/---

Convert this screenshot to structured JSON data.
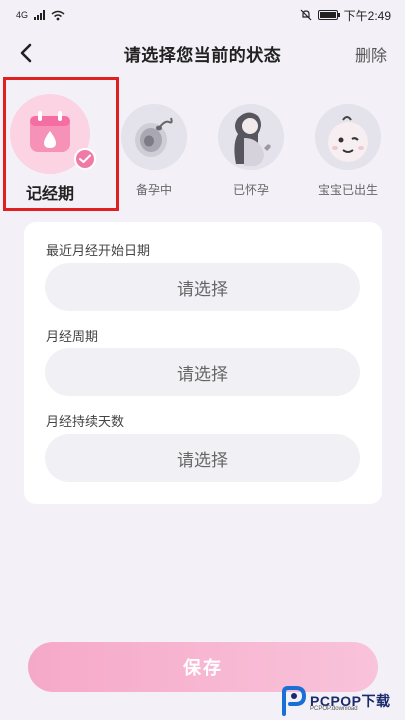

\---
/---

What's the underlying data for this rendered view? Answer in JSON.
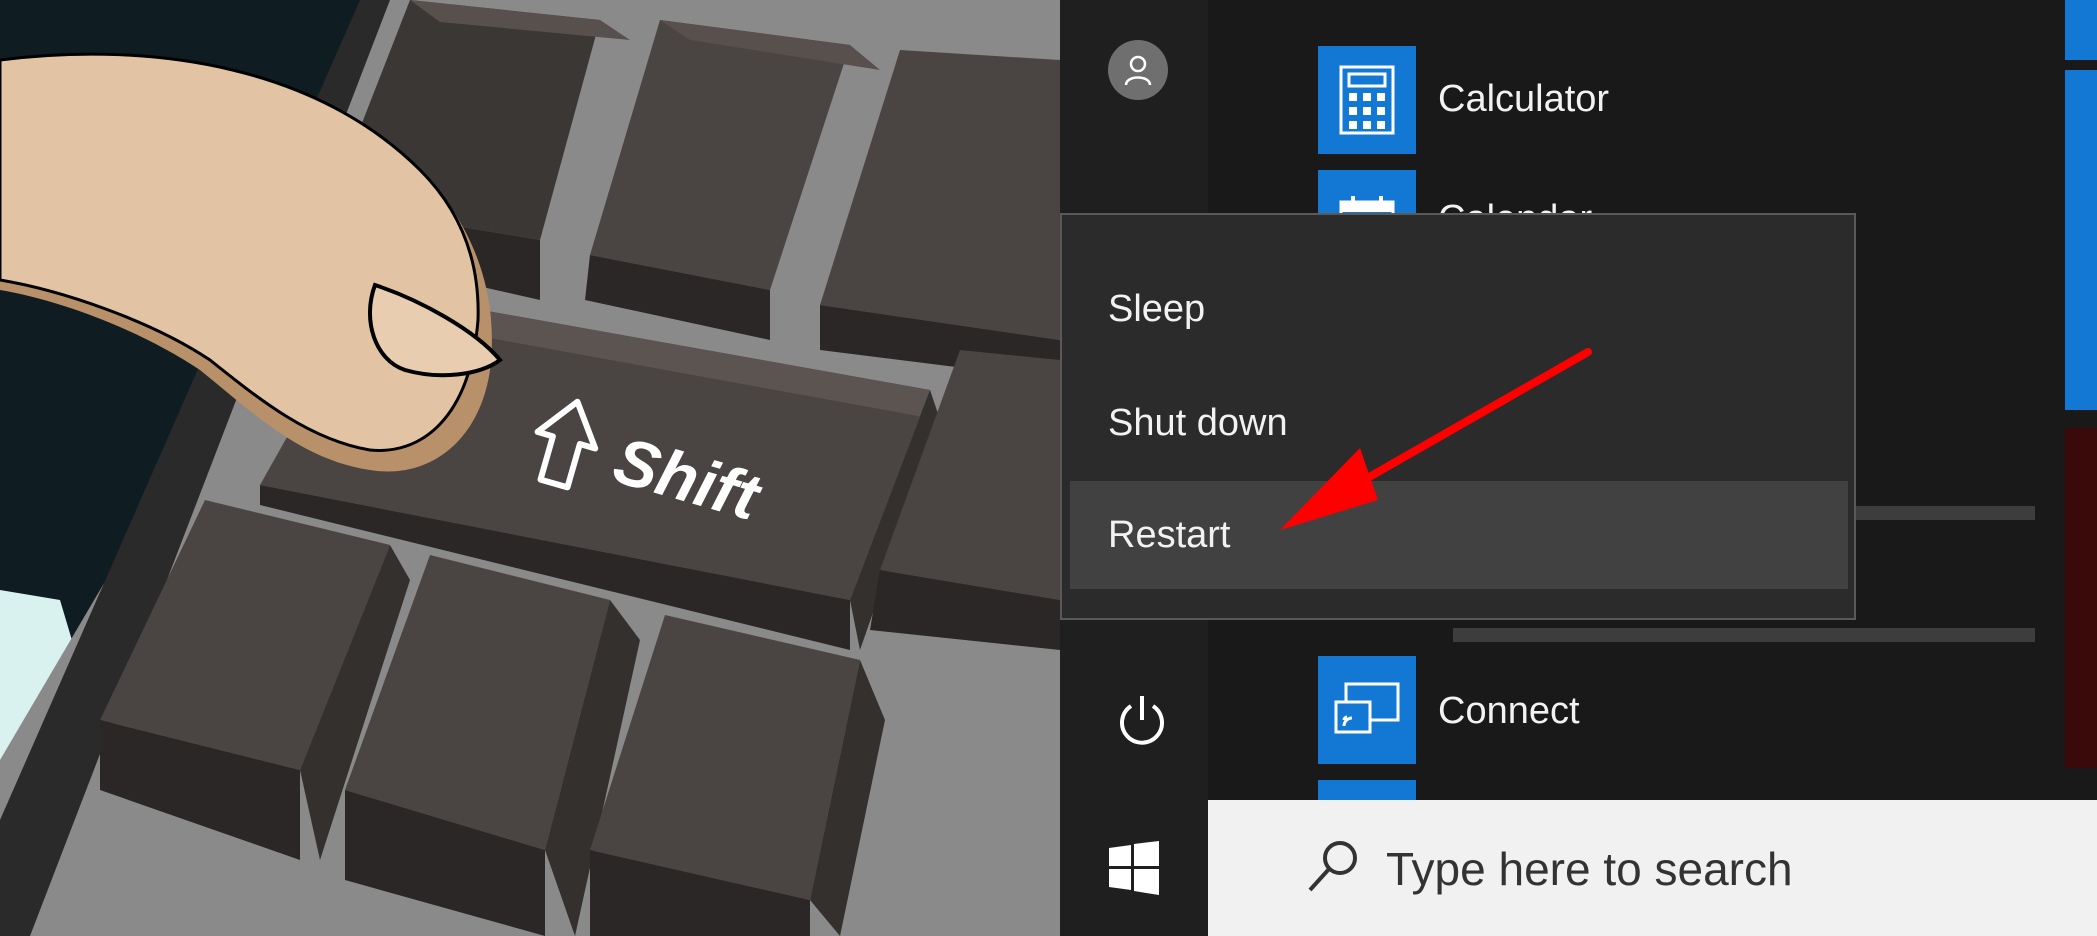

\---
/---

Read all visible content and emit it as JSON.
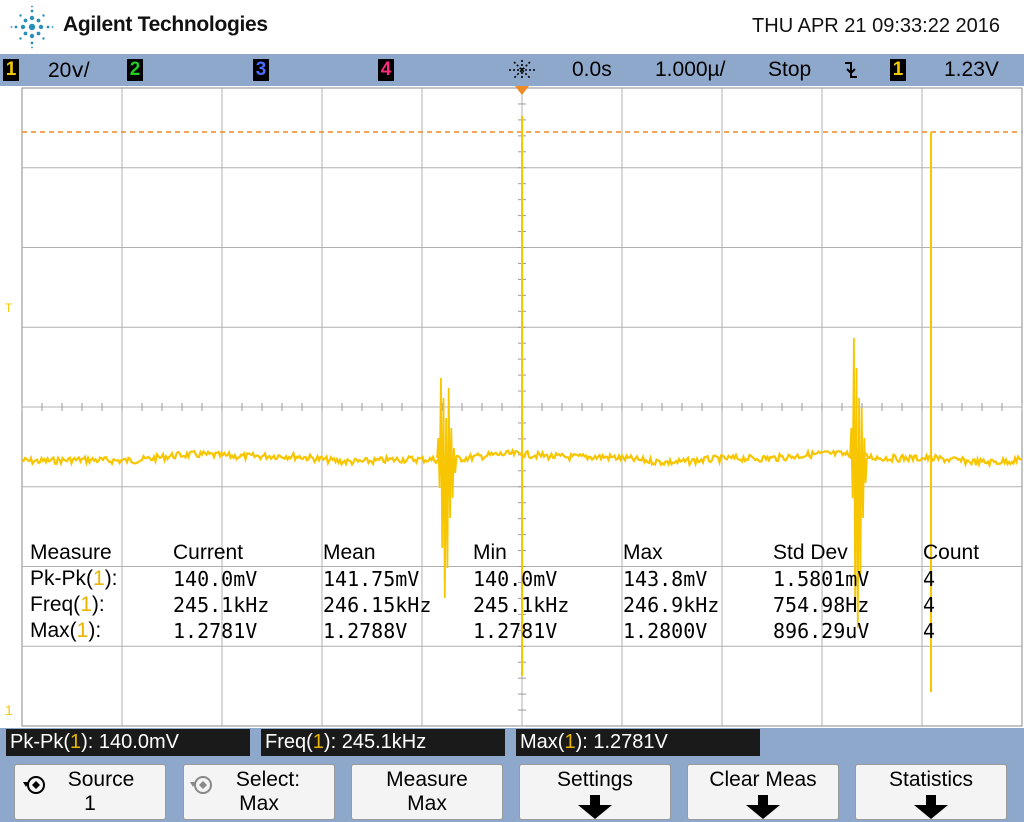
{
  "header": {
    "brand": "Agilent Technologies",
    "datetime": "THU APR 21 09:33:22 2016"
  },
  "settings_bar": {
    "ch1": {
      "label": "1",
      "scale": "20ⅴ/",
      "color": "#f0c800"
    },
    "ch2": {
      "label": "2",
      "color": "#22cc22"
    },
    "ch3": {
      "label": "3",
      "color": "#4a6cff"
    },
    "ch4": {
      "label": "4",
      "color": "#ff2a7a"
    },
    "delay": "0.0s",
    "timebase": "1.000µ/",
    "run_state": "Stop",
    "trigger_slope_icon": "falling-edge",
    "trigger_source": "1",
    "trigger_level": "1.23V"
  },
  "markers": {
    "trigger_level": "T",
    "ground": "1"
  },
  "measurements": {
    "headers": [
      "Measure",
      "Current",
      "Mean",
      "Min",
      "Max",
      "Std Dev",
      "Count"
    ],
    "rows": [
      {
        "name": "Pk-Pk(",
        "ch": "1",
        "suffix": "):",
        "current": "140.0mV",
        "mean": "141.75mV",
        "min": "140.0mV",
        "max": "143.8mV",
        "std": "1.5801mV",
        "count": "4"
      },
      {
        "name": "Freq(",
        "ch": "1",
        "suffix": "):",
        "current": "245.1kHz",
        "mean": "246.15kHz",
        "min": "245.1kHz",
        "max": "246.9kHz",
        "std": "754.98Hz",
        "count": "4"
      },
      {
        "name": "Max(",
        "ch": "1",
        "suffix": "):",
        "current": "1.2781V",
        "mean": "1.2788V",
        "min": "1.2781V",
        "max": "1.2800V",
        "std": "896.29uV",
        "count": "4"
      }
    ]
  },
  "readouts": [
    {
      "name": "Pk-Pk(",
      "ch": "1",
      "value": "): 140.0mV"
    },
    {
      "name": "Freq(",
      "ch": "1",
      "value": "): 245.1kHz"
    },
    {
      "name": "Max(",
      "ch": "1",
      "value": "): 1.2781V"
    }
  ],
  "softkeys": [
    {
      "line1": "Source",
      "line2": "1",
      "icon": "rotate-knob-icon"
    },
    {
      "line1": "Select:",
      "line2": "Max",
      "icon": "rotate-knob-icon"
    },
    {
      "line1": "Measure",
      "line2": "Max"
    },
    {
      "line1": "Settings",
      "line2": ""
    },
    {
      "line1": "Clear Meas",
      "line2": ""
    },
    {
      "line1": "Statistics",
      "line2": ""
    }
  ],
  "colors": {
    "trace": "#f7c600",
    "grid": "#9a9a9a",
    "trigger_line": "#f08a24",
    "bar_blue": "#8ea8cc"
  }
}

\---

Extract each line from the listing that holds the word "data".

_Answer for this exercise_.
Convert this screenshot to structured JSON data.
What's the underlying data for this rendered view? Answer in JSON.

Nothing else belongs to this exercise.